— DIRECTIONS FOR THIS TASK —
Look through the lines of the material and count those containing "reporting". Give that count alone.

— Dataset records on visual material —
----------

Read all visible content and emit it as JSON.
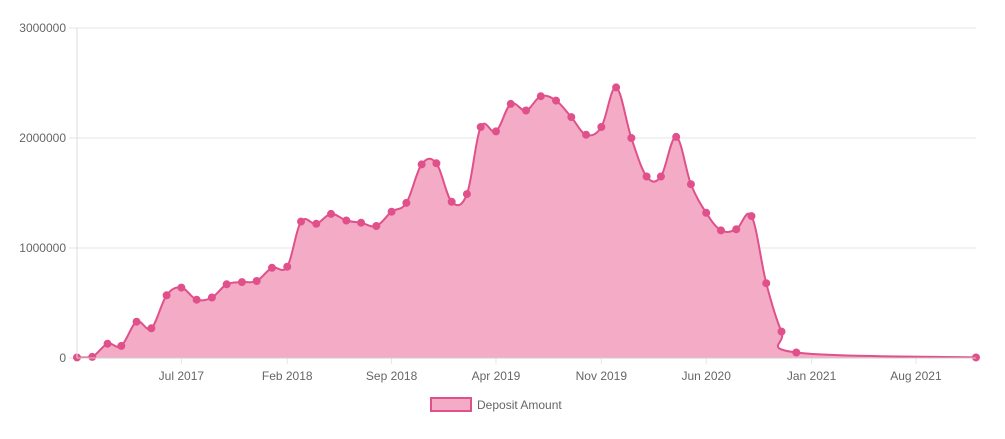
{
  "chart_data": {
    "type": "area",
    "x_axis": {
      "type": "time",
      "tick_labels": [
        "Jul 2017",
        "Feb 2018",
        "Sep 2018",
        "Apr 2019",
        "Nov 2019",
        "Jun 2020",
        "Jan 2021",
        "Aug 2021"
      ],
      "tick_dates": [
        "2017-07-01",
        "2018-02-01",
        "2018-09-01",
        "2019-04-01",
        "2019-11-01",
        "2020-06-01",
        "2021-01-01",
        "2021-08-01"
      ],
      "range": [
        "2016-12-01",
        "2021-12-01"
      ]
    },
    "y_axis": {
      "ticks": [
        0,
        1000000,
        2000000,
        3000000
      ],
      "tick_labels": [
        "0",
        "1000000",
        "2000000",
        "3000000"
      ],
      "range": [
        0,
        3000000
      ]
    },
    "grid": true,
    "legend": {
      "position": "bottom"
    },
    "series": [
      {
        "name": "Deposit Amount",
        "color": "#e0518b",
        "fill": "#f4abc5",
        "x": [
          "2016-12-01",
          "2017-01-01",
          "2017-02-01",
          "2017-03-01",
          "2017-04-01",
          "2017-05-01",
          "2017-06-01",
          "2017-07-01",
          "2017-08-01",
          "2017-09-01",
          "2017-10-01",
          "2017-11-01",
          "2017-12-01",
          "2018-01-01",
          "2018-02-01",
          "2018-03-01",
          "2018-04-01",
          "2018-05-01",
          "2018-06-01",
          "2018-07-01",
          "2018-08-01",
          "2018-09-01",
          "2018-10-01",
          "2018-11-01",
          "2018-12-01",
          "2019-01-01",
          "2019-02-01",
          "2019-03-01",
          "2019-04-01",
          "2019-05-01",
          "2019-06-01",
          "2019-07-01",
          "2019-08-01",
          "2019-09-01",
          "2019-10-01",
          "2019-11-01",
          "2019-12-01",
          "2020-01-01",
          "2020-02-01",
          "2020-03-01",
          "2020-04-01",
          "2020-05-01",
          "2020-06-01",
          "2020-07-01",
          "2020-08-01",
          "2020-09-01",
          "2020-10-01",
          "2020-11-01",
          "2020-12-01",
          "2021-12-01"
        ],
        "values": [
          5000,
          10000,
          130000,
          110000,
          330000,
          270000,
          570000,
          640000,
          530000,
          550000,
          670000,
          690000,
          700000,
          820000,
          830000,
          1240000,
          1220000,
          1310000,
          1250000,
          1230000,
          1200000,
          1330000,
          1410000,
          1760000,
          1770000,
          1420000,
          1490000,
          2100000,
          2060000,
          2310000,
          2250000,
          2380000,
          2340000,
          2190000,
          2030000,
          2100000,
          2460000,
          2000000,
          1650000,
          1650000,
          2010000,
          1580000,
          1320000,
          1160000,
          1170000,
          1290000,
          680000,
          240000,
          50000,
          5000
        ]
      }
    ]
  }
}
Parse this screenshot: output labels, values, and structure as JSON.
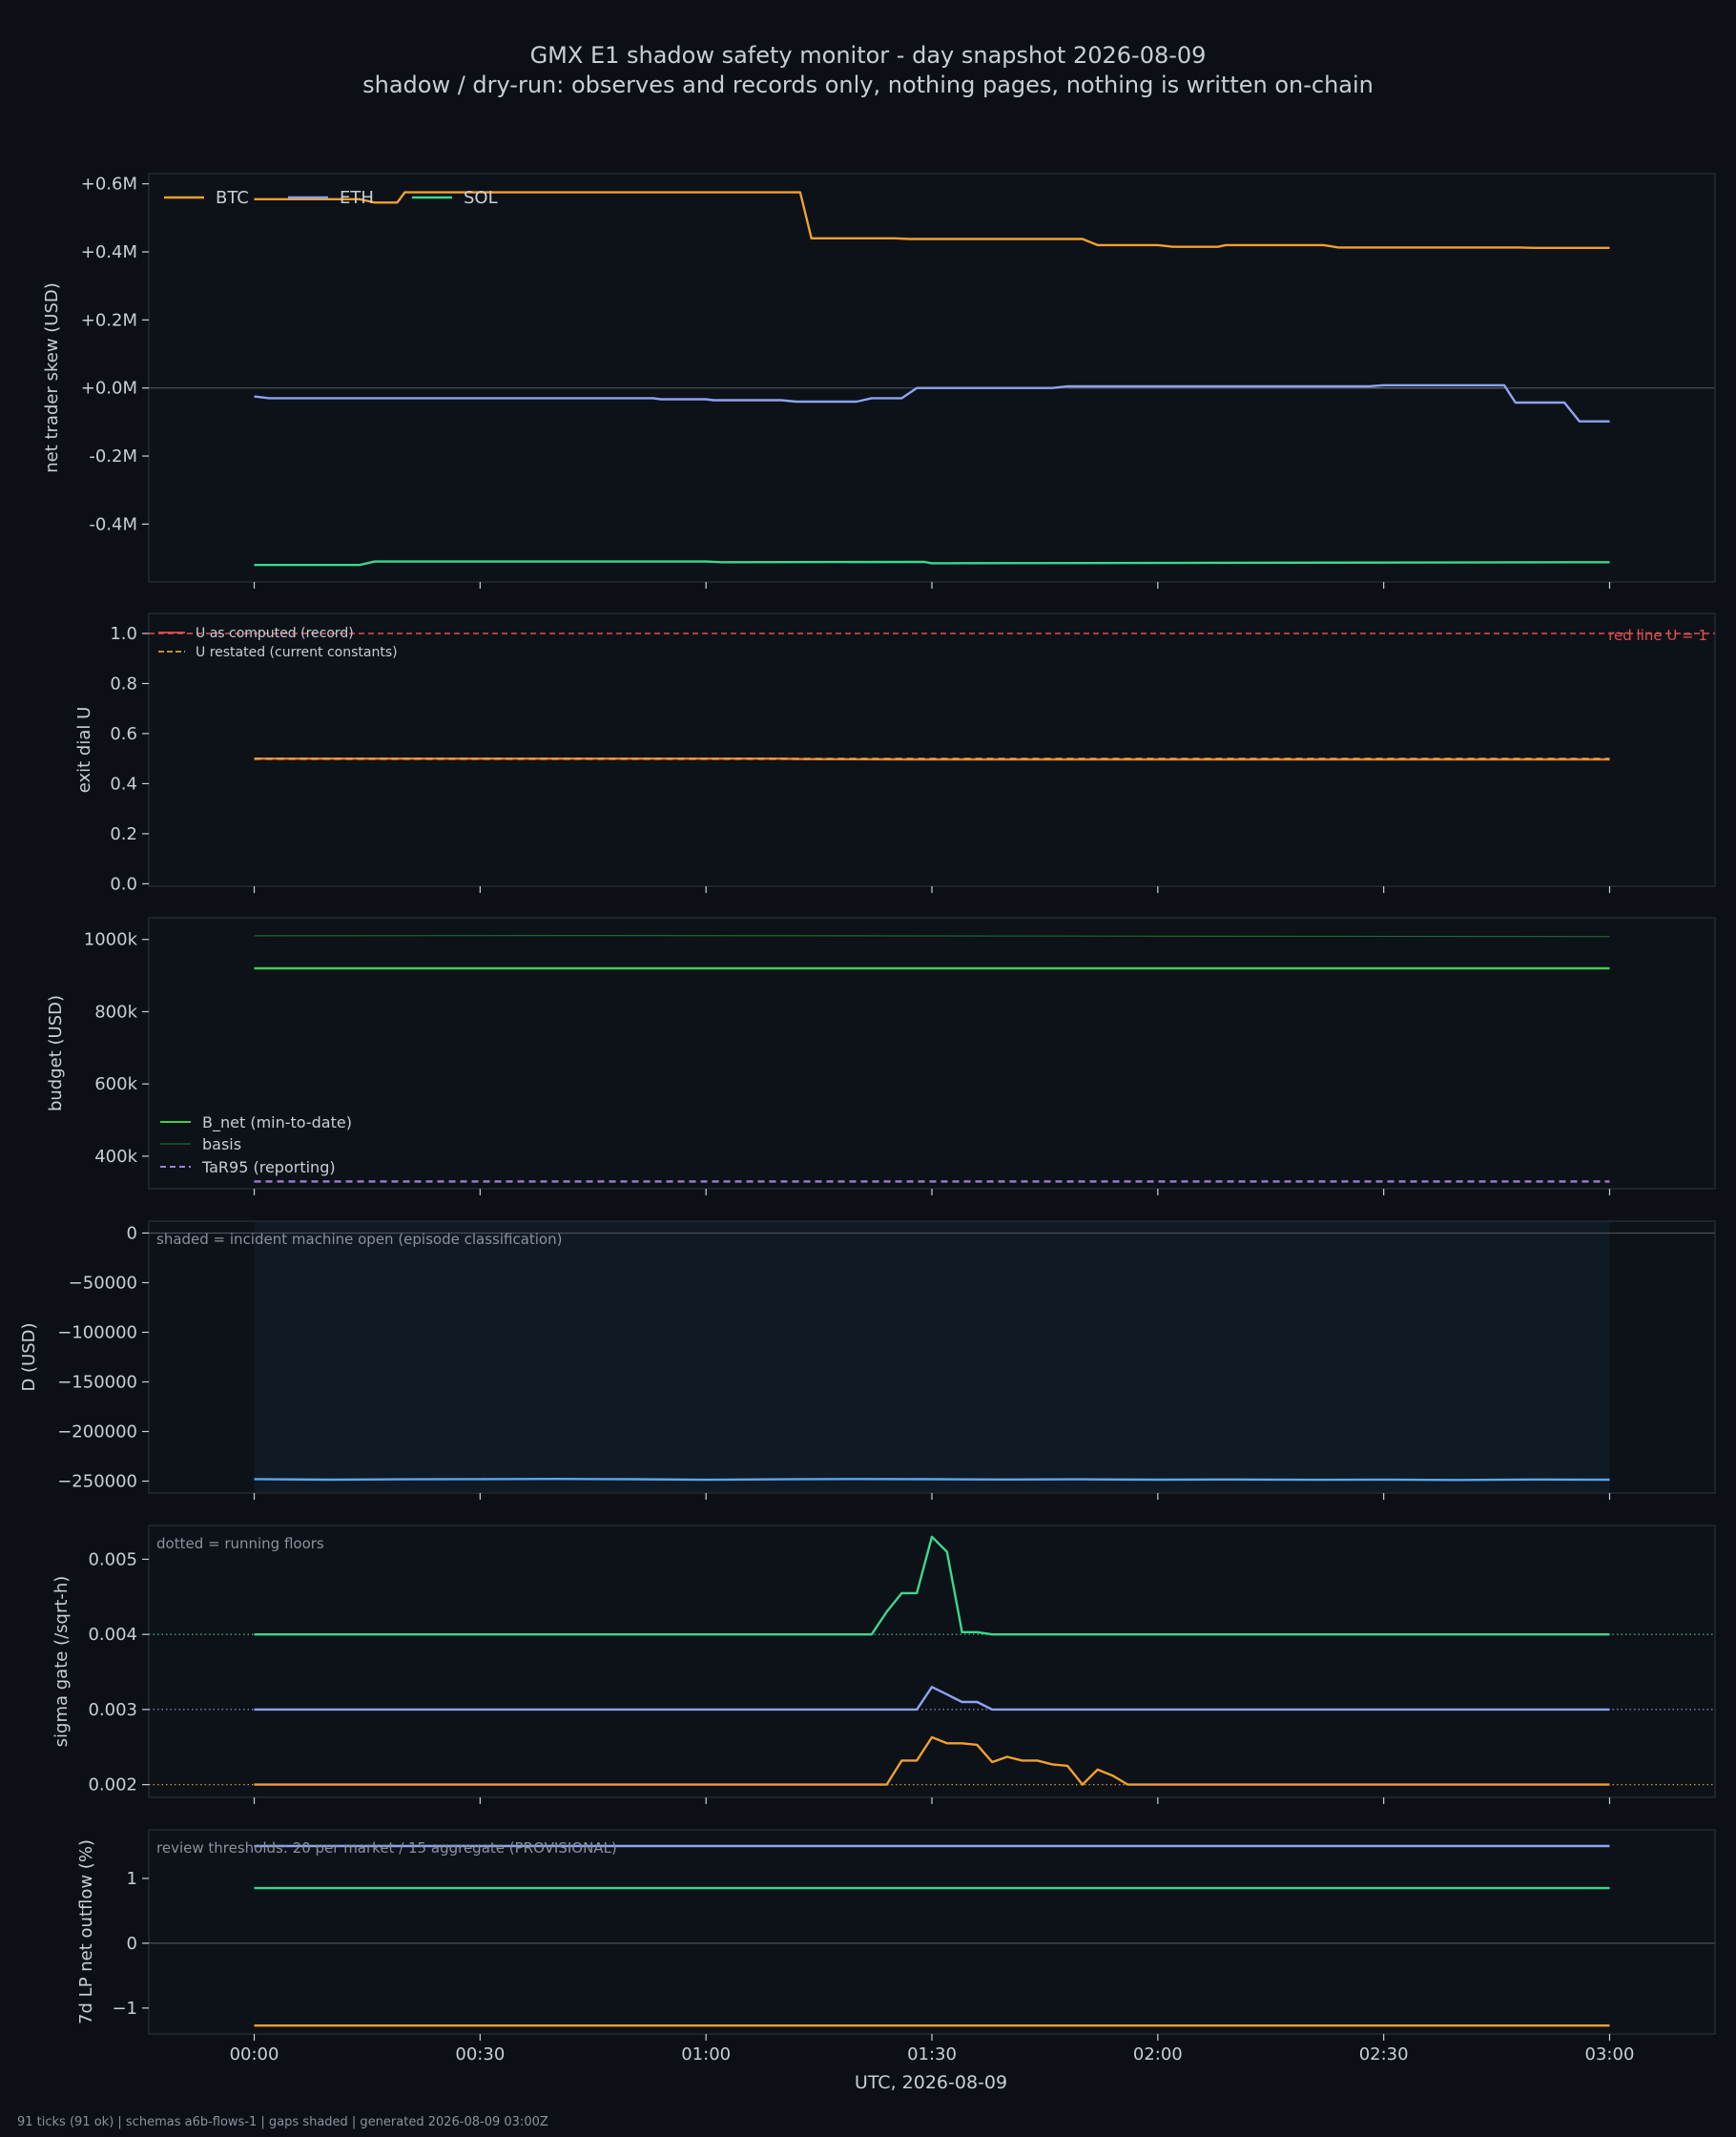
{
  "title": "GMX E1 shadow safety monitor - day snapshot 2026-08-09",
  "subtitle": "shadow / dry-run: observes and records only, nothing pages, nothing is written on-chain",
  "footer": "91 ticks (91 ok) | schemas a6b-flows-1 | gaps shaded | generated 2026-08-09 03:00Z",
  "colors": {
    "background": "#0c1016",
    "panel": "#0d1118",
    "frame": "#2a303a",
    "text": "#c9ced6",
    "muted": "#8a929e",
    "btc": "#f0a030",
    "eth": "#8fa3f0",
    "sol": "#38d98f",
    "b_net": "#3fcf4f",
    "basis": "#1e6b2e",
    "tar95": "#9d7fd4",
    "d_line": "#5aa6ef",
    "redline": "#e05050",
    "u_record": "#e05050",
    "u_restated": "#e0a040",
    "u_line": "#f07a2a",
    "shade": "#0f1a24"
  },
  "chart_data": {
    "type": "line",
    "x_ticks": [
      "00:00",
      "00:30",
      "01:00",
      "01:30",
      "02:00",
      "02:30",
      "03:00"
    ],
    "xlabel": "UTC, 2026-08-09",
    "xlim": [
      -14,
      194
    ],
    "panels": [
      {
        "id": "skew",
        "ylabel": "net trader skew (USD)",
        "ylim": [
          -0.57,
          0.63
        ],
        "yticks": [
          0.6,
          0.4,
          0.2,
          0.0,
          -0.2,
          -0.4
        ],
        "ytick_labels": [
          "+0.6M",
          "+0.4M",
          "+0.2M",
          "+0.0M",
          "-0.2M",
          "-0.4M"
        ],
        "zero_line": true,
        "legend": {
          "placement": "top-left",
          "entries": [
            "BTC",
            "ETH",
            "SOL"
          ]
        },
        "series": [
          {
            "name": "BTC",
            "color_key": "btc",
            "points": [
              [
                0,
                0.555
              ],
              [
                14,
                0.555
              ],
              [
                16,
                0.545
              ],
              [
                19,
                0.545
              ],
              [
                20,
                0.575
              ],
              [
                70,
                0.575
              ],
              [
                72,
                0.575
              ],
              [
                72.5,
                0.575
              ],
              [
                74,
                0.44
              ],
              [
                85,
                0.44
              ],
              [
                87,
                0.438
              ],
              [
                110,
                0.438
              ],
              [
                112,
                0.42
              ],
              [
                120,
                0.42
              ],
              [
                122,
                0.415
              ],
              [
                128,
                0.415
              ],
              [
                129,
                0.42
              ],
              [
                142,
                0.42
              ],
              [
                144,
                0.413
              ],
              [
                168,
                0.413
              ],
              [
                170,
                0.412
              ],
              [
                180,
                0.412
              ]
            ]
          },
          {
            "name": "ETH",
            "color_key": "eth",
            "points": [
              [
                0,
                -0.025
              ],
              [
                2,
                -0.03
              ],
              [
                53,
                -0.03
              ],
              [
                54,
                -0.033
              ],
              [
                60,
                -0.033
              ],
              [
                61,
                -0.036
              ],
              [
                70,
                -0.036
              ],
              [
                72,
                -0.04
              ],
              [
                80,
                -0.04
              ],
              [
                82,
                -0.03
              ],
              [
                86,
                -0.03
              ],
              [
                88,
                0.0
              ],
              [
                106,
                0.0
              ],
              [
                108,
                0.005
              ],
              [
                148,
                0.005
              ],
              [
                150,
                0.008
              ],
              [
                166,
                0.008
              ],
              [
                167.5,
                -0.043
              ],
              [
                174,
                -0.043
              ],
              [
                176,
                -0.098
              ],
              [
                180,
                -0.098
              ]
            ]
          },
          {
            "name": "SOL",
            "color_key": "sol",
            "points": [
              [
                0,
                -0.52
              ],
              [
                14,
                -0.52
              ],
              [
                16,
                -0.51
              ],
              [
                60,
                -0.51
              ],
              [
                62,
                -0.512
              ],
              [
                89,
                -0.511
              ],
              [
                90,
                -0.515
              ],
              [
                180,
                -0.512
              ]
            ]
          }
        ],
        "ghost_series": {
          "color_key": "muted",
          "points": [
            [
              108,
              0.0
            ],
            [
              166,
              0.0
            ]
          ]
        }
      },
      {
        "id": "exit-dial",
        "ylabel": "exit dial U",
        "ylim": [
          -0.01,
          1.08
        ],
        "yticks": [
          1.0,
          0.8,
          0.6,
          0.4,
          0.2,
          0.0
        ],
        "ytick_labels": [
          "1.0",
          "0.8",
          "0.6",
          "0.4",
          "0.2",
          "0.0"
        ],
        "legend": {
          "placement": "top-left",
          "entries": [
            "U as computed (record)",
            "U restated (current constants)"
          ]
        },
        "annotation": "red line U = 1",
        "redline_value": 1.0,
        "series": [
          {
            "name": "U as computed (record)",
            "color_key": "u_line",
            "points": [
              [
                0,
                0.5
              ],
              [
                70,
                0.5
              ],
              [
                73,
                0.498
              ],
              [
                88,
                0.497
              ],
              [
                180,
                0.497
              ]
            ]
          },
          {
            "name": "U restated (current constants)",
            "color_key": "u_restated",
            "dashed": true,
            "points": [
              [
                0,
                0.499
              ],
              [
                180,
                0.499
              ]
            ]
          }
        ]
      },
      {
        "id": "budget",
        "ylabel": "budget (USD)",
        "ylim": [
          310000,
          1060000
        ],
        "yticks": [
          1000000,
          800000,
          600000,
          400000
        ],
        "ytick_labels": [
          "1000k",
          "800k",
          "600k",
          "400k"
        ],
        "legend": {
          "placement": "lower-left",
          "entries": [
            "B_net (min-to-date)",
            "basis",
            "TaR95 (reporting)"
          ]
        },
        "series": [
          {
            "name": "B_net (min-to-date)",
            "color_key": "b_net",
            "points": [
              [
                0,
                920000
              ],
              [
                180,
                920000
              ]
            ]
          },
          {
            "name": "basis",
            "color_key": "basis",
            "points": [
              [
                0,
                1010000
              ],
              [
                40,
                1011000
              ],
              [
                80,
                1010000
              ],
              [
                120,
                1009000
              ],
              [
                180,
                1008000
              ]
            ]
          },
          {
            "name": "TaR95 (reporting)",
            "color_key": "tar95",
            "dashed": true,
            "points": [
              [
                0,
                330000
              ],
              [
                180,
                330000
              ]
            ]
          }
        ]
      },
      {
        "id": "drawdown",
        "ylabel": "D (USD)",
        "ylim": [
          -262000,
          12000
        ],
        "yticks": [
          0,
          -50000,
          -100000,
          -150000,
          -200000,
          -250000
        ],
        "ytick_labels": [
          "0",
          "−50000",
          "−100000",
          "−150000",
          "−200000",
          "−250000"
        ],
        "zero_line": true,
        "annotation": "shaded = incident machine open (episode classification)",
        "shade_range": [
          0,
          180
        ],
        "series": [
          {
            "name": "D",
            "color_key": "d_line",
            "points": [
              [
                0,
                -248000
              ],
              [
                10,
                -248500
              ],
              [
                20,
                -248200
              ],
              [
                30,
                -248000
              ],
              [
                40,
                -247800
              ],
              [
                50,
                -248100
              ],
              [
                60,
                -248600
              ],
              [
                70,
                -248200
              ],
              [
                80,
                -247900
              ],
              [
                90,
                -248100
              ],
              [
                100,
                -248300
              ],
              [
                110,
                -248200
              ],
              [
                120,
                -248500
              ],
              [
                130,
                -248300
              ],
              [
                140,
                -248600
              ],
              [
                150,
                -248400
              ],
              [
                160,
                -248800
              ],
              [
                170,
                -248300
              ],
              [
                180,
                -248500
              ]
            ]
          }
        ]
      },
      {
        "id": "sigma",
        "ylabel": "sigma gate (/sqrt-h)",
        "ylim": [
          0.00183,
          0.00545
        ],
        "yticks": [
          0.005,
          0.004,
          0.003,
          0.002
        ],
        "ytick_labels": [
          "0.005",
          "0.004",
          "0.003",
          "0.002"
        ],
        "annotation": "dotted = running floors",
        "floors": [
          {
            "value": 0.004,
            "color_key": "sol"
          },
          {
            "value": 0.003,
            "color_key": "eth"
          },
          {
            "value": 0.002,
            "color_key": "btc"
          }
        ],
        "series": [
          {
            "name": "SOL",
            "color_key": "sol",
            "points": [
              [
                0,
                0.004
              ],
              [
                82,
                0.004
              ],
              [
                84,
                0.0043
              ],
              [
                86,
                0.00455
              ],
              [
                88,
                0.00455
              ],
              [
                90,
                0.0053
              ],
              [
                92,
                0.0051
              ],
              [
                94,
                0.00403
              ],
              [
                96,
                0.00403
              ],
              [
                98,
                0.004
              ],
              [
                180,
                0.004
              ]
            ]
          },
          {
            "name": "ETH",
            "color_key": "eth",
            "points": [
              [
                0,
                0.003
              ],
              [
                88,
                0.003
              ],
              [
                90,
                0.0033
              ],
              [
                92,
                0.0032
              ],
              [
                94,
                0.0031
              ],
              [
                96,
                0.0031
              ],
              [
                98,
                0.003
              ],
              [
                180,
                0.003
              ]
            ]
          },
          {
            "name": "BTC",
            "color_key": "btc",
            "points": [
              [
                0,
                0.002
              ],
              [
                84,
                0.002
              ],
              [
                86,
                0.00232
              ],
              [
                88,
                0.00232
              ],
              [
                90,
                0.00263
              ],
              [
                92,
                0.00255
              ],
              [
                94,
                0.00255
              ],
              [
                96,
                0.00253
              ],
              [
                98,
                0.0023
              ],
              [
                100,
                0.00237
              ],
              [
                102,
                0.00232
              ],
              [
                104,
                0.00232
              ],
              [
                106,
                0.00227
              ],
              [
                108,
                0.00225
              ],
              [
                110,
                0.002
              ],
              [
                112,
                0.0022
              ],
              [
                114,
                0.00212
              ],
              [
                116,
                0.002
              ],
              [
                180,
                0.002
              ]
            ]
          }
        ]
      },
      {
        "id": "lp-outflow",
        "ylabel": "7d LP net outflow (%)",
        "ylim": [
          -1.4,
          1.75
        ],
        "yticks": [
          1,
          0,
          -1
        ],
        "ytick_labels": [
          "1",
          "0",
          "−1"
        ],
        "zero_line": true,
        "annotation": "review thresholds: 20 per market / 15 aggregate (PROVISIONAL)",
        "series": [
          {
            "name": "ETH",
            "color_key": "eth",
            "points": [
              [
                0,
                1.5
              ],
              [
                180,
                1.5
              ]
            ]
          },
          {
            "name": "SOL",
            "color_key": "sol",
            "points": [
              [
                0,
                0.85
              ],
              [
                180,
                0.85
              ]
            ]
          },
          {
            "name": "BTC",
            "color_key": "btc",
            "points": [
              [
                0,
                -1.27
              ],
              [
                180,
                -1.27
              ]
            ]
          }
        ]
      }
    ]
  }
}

----------

— SOLVED PROBLEM —
2